_WHAT IS NEEDED_.
Print the listing that follows, character for character.

═══ LISTED RECORDS ═══

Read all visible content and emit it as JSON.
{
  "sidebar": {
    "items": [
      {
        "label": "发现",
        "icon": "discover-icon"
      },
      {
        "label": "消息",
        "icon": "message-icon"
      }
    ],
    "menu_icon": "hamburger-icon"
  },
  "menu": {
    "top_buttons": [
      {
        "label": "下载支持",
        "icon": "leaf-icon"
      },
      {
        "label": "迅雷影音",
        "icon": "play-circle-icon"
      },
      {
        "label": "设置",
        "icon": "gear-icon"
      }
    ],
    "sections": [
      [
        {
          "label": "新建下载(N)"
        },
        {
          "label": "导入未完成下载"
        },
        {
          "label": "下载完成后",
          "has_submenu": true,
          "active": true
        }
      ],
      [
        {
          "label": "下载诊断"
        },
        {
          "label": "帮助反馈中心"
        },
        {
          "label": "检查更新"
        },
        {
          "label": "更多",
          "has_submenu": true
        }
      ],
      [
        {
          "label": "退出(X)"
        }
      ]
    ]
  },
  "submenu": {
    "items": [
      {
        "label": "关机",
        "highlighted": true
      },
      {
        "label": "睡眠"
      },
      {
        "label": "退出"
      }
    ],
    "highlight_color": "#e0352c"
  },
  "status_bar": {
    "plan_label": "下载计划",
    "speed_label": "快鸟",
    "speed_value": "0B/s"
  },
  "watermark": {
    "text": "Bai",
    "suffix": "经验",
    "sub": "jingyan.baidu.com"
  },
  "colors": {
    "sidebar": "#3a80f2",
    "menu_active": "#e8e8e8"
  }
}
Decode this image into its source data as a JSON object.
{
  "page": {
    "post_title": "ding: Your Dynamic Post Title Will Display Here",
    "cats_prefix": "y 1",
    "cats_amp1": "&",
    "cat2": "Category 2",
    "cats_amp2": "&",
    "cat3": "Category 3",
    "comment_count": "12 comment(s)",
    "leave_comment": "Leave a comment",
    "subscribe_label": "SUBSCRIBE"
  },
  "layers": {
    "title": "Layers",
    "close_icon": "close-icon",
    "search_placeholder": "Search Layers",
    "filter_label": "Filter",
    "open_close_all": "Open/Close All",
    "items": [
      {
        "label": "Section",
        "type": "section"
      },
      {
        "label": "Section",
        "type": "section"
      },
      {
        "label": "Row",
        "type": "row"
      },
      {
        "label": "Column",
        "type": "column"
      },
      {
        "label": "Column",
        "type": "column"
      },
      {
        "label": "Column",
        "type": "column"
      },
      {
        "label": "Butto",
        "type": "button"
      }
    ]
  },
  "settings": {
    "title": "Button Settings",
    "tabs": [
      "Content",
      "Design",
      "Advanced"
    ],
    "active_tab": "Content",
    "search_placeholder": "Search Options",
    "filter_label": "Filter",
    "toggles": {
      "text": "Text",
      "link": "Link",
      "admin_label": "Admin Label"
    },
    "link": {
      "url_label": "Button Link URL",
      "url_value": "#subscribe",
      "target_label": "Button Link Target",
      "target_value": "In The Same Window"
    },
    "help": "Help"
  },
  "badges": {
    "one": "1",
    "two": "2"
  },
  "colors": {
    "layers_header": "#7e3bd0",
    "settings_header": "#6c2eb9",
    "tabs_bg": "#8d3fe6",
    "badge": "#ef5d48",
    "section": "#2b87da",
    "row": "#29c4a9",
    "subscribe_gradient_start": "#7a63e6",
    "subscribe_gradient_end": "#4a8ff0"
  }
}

═══

_RESULT OF THE TASK_.
Read all visible content and emit it as JSON.
{
  "sidebar": {
    "items": [
      {
        "label": "发现",
        "icon": "discover-icon"
      },
      {
        "label": "消息",
        "icon": "message-icon"
      }
    ],
    "menu_icon": "hamburger-icon"
  },
  "menu": {
    "top_buttons": [
      {
        "label": "下载支持",
        "icon": "leaf-icon"
      },
      {
        "label": "迅雷影音",
        "icon": "play-circle-icon"
      },
      {
        "label": "设置",
        "icon": "gear-icon"
      }
    ],
    "sections": [
      [
        {
          "label": "新建下载(N)"
        },
        {
          "label": "导入未完成下载"
        },
        {
          "label": "下载完成后",
          "has_submenu": true,
          "active": true
        }
      ],
      [
        {
          "label": "下载诊断"
        },
        {
          "label": "帮助反馈中心"
        },
        {
          "label": "检查更新"
        },
        {
          "label": "更多",
          "has_submenu": true
        }
      ],
      [
        {
          "label": "退出(X)"
        }
      ]
    ]
  },
  "submenu": {
    "items": [
      {
        "label": "关机",
        "highlighted": true
      },
      {
        "label": "睡眠"
      },
      {
        "label": "退出"
      }
    ],
    "highlight_color": "#e0352c"
  },
  "status_bar": {
    "plan_label": "下载计划",
    "speed_label": "快鸟",
    "speed_value": "0B/s"
  },
  "watermark": {
    "text": "Bai",
    "suffix": "经验",
    "sub": "jingyan.baidu.com"
  },
  "colors": {
    "sidebar": "#3a80f2",
    "menu_active": "#e8e8e8"
  }
}
Decode this image into its source data as a JSON object.
{
  "page": {
    "post_title": "ding: Your Dynamic Post Title Will Display Here",
    "cats_prefix": "y 1",
    "cats_amp1": "&",
    "cat2": "Category 2",
    "cats_amp2": "&",
    "cat3": "Category 3",
    "comment_count": "12 comment(s)",
    "leave_comment": "Leave a comment",
    "subscribe_label": "SUBSCRIBE"
  },
  "layers": {
    "title": "Layers",
    "close_icon": "close-icon",
    "search_placeholder": "Search Layers",
    "filter_label": "Filter",
    "open_close_all": "Open/Close All",
    "items": [
      {
        "label": "Section",
        "type": "section"
      },
      {
        "label": "Section",
        "type": "section"
      },
      {
        "label": "Row",
        "type": "row"
      },
      {
        "label": "Column",
        "type": "column"
      },
      {
        "label": "Column",
        "type": "column"
      },
      {
        "label": "Column",
        "type": "column"
      },
      {
        "label": "Butto",
        "type": "button"
      }
    ]
  },
  "settings": {
    "title": "Button Settings",
    "tabs": [
      "Content",
      "Design",
      "Advanced"
    ],
    "active_tab": "Content",
    "search_placeholder": "Search Options",
    "filter_label": "Filter",
    "toggles": {
      "text": "Text",
      "link": "Link",
      "admin_label": "Admin Label"
    },
    "link": {
      "url_label": "Button Link URL",
      "url_value": "#subscribe",
      "target_label": "Button Link Target",
      "target_value": "In The Same Window"
    },
    "help": "Help"
  },
  "badges": {
    "one": "1",
    "two": "2"
  },
  "colors": {
    "layers_header": "#7e3bd0",
    "settings_header": "#6c2eb9",
    "tabs_bg": "#8d3fe6",
    "badge": "#ef5d48",
    "section": "#2b87da",
    "row": "#29c4a9",
    "subscribe_gradient_start": "#7a63e6",
    "subscribe_gradient_end": "#4a8ff0"
  }
}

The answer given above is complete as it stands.